Aim: Check each line of the data for "mint" and select those that have it.

Data records
########################################

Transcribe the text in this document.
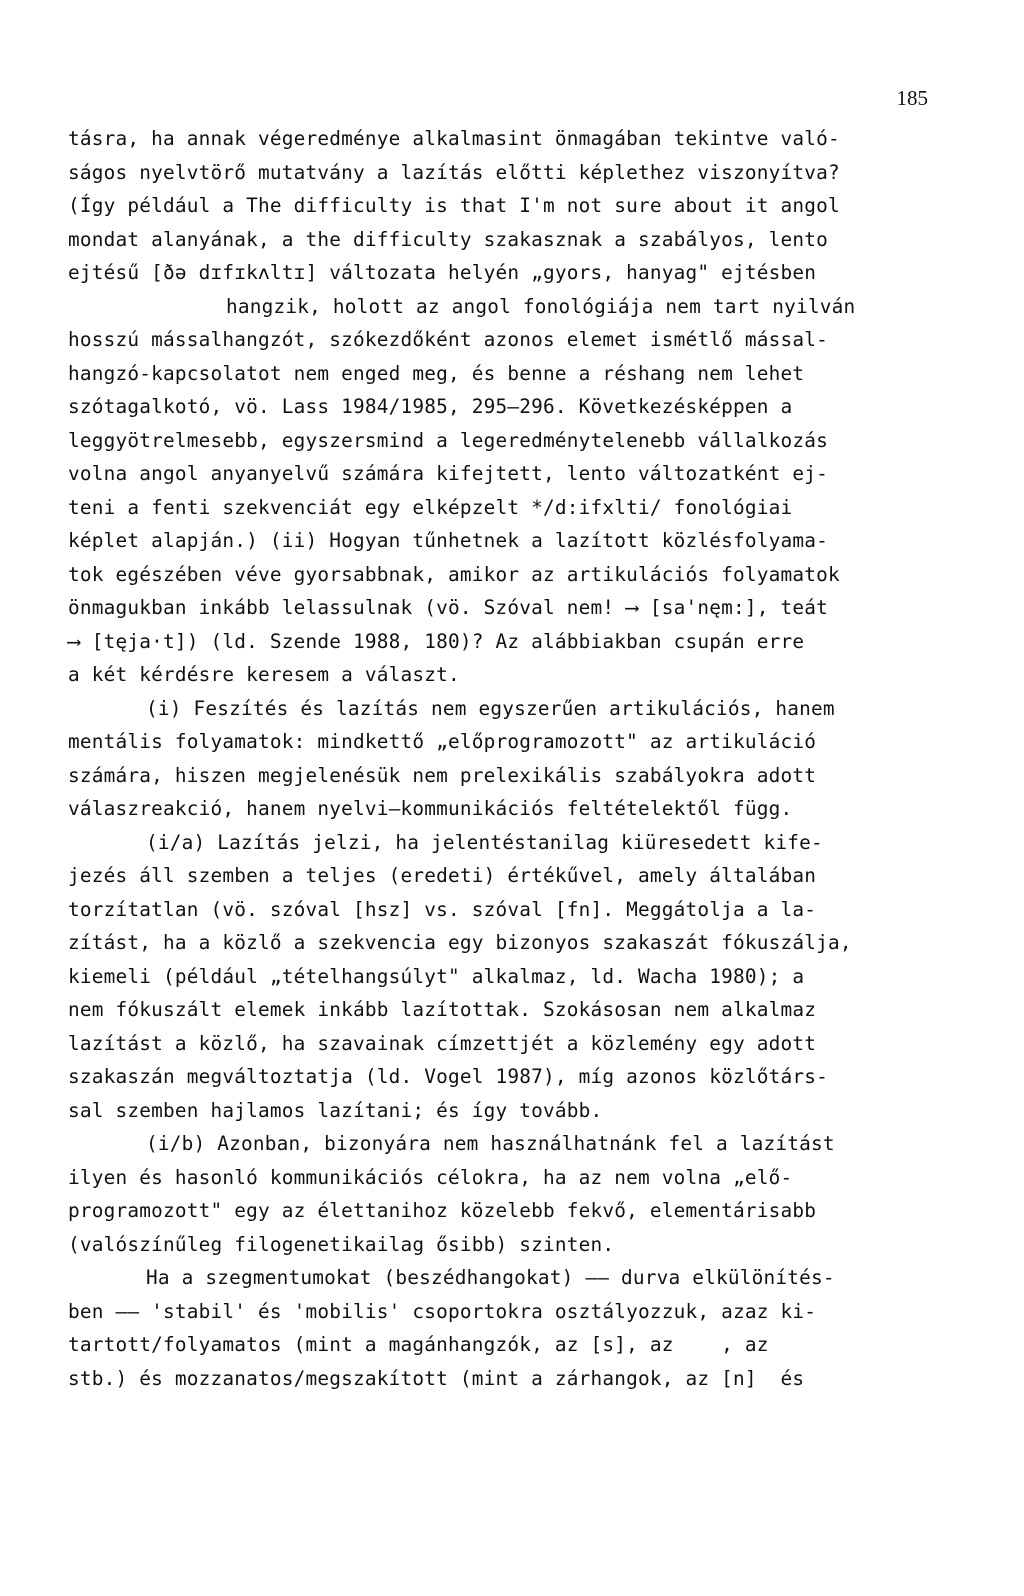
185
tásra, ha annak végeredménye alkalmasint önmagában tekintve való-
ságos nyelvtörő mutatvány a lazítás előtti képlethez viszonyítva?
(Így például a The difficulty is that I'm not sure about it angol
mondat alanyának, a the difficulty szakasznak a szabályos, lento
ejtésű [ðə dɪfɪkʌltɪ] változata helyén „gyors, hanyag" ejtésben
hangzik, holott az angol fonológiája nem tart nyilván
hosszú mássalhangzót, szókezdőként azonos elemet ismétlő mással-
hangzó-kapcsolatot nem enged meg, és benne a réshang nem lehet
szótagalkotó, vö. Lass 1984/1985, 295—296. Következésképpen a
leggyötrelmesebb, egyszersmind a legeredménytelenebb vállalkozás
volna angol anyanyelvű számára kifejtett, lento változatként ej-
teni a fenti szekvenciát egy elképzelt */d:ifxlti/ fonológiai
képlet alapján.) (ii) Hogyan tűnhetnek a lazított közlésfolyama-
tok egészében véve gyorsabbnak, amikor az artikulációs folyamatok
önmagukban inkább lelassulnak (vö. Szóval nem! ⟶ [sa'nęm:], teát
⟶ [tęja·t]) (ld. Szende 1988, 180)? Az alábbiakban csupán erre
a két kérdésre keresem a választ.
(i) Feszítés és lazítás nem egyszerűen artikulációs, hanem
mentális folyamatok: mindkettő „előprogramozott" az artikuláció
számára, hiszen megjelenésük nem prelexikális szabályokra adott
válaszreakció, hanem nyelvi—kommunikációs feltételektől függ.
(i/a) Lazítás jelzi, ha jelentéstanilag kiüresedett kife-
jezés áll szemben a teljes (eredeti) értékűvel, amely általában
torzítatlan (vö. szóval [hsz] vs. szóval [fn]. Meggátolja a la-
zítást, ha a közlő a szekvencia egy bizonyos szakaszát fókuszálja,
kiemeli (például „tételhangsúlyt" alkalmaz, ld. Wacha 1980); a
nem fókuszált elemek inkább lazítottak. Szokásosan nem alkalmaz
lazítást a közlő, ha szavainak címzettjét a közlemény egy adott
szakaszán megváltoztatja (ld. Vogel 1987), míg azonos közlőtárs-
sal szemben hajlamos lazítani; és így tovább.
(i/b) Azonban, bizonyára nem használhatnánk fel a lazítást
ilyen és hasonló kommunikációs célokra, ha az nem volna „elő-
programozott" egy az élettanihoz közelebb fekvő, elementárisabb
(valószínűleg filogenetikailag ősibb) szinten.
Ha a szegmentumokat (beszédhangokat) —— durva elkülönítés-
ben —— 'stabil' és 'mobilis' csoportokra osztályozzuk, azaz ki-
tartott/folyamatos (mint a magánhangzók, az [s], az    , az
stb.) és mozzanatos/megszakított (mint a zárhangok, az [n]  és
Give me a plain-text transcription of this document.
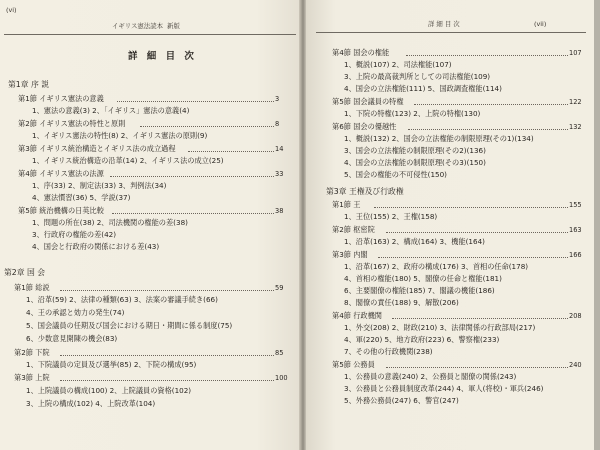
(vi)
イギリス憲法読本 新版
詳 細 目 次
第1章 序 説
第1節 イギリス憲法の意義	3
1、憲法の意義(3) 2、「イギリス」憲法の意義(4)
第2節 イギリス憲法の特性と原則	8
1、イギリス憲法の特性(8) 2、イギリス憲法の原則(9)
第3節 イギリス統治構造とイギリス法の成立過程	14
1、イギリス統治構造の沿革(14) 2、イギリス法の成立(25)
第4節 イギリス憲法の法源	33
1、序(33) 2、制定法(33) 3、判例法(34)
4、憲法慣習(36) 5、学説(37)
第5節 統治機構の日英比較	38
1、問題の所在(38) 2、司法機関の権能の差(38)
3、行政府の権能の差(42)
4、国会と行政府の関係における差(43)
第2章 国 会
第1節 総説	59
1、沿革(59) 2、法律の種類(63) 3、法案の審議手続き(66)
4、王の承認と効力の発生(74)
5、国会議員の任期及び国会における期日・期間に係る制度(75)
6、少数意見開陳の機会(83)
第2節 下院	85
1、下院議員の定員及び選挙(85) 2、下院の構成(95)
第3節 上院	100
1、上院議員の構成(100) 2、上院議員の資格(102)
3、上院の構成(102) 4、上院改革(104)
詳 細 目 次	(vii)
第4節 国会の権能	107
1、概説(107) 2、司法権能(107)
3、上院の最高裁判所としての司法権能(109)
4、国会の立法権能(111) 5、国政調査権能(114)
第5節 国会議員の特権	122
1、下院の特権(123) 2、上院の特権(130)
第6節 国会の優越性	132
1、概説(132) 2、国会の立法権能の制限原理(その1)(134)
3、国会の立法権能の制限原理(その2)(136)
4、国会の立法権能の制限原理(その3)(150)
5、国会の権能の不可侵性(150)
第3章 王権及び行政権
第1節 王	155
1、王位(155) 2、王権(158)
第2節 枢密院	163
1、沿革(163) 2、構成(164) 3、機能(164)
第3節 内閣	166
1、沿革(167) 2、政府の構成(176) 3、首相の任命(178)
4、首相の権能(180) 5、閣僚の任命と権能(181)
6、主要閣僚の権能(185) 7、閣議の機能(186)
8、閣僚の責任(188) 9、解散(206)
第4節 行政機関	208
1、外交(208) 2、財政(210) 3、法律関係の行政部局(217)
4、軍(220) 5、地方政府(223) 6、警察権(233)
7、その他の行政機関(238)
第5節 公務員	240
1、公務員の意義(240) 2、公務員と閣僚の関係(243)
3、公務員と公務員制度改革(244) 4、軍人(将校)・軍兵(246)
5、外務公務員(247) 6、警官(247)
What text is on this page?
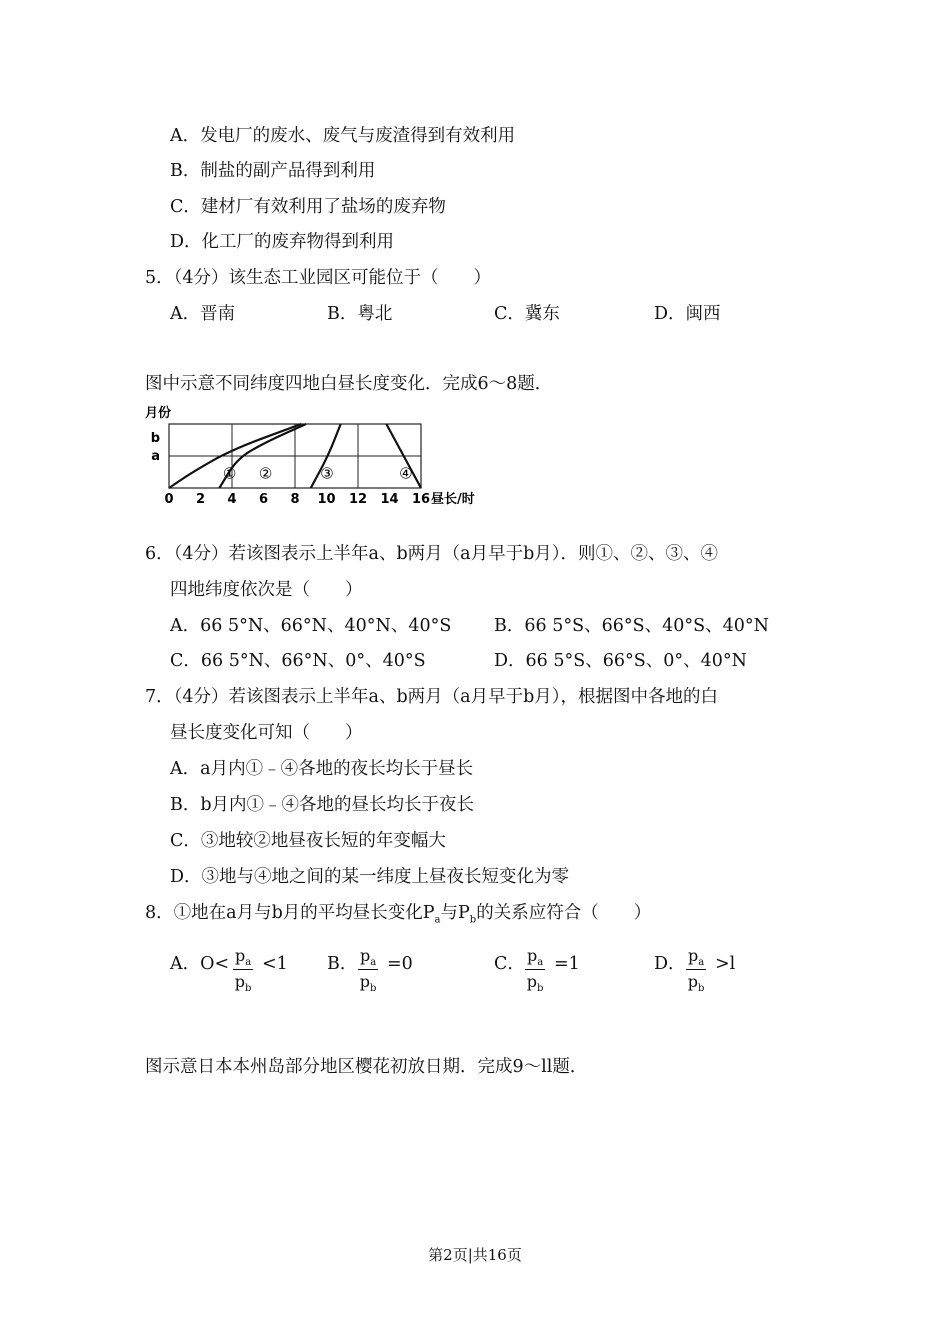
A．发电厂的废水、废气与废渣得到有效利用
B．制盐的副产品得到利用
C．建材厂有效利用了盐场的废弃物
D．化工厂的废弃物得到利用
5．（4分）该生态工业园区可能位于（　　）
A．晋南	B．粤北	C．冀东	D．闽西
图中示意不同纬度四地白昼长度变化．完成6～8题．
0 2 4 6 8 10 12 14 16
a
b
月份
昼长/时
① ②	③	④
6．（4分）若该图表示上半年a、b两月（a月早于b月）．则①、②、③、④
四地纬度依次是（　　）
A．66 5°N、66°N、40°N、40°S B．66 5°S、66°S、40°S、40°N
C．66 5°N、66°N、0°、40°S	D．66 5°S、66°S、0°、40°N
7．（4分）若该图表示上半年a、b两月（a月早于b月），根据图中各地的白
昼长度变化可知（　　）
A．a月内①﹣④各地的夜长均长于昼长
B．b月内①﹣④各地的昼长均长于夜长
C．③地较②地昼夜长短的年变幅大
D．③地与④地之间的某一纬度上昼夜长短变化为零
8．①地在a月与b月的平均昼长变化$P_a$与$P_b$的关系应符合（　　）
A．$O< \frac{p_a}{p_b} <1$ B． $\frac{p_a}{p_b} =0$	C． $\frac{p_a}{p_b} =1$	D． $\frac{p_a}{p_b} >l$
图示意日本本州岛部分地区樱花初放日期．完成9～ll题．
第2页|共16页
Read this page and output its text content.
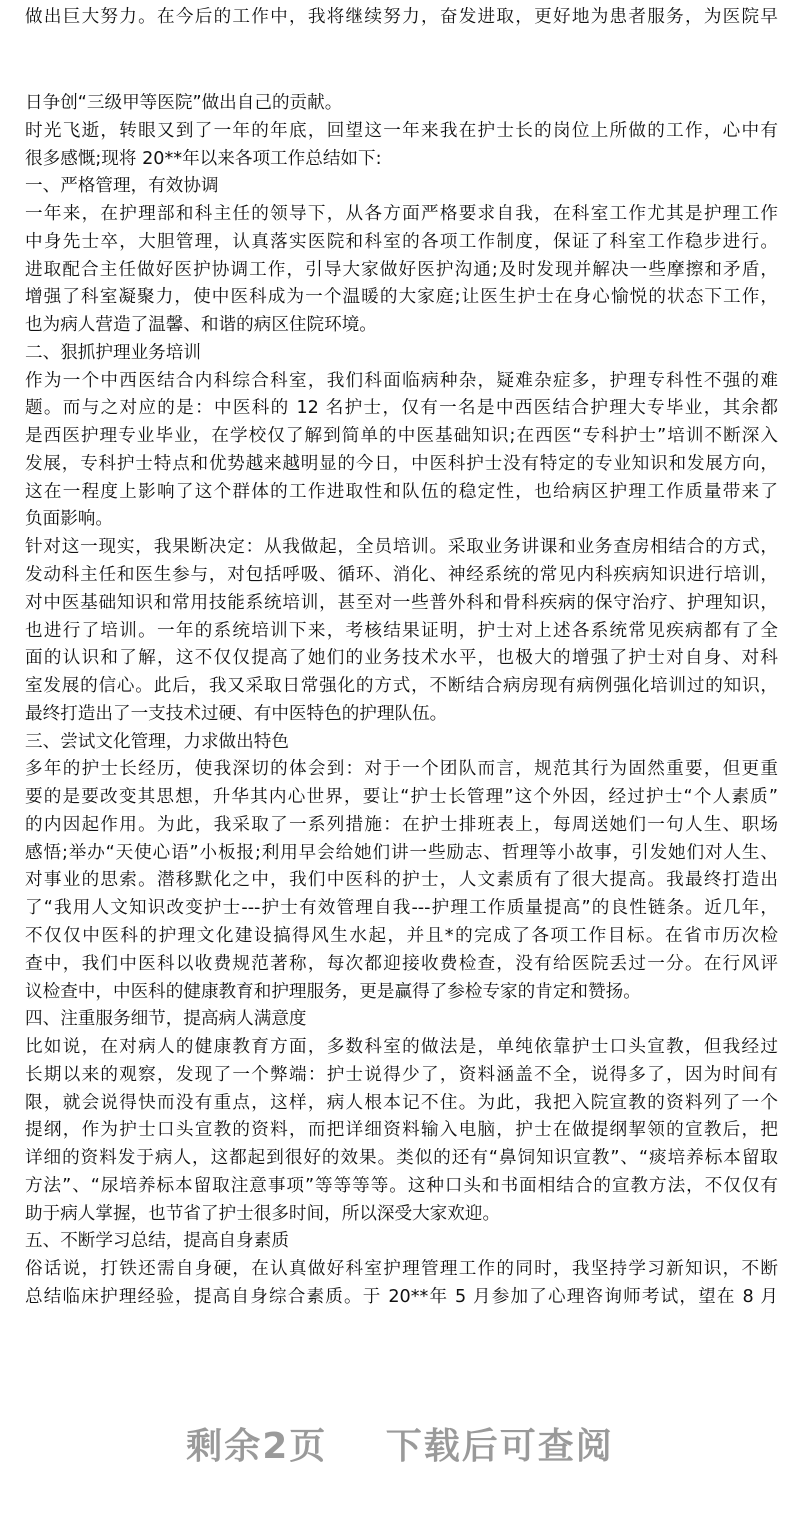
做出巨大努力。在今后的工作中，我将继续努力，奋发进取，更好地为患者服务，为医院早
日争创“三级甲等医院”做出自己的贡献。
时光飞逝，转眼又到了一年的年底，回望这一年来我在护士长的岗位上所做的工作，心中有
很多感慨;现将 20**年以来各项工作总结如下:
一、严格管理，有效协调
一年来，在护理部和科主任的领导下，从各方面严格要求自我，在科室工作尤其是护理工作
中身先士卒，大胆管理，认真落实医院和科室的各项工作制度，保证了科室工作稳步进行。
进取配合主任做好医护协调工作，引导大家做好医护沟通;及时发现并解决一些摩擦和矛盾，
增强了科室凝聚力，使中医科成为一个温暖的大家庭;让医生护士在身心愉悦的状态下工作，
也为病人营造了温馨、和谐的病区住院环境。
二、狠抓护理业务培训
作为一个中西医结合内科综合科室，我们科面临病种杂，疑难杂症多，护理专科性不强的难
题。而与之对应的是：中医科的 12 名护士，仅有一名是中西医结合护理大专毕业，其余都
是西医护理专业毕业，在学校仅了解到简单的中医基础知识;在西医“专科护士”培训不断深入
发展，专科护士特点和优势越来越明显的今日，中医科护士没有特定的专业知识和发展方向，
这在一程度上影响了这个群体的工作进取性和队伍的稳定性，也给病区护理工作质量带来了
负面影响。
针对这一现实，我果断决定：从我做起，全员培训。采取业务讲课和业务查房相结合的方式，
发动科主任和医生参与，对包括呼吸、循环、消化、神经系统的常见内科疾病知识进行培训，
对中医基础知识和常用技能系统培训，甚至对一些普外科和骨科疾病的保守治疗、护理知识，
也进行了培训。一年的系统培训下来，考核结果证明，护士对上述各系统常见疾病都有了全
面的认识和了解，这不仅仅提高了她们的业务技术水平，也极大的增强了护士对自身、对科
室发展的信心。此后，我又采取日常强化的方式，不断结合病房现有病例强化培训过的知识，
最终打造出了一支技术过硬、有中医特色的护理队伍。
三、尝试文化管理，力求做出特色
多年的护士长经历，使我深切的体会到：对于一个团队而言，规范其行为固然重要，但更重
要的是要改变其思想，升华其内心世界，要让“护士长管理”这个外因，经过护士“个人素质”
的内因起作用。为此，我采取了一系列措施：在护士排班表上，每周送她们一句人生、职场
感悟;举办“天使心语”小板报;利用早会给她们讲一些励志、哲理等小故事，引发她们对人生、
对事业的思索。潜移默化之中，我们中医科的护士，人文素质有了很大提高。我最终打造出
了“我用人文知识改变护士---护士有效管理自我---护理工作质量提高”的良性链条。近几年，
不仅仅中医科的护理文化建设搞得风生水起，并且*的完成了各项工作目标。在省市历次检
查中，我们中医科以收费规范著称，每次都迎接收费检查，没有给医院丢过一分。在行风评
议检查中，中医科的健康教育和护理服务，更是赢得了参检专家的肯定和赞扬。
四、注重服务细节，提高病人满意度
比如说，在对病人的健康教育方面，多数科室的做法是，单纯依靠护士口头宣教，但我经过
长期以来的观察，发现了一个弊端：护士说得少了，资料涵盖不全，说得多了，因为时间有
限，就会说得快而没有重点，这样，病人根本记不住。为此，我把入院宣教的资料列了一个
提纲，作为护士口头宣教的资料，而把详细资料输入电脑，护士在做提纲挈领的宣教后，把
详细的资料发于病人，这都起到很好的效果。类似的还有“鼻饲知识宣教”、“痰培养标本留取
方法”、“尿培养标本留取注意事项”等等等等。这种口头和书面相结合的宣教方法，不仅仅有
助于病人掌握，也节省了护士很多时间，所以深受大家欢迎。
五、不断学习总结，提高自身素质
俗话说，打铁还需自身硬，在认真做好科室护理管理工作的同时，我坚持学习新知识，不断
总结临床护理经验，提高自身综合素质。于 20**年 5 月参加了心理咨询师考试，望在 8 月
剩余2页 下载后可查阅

########################################

Correct answer:
tartott/folyamatos (mint a magánhangzók, az [s], az    , az
stb.) és mozzanatos/megszakított (mint a zárhangok, az [n]  és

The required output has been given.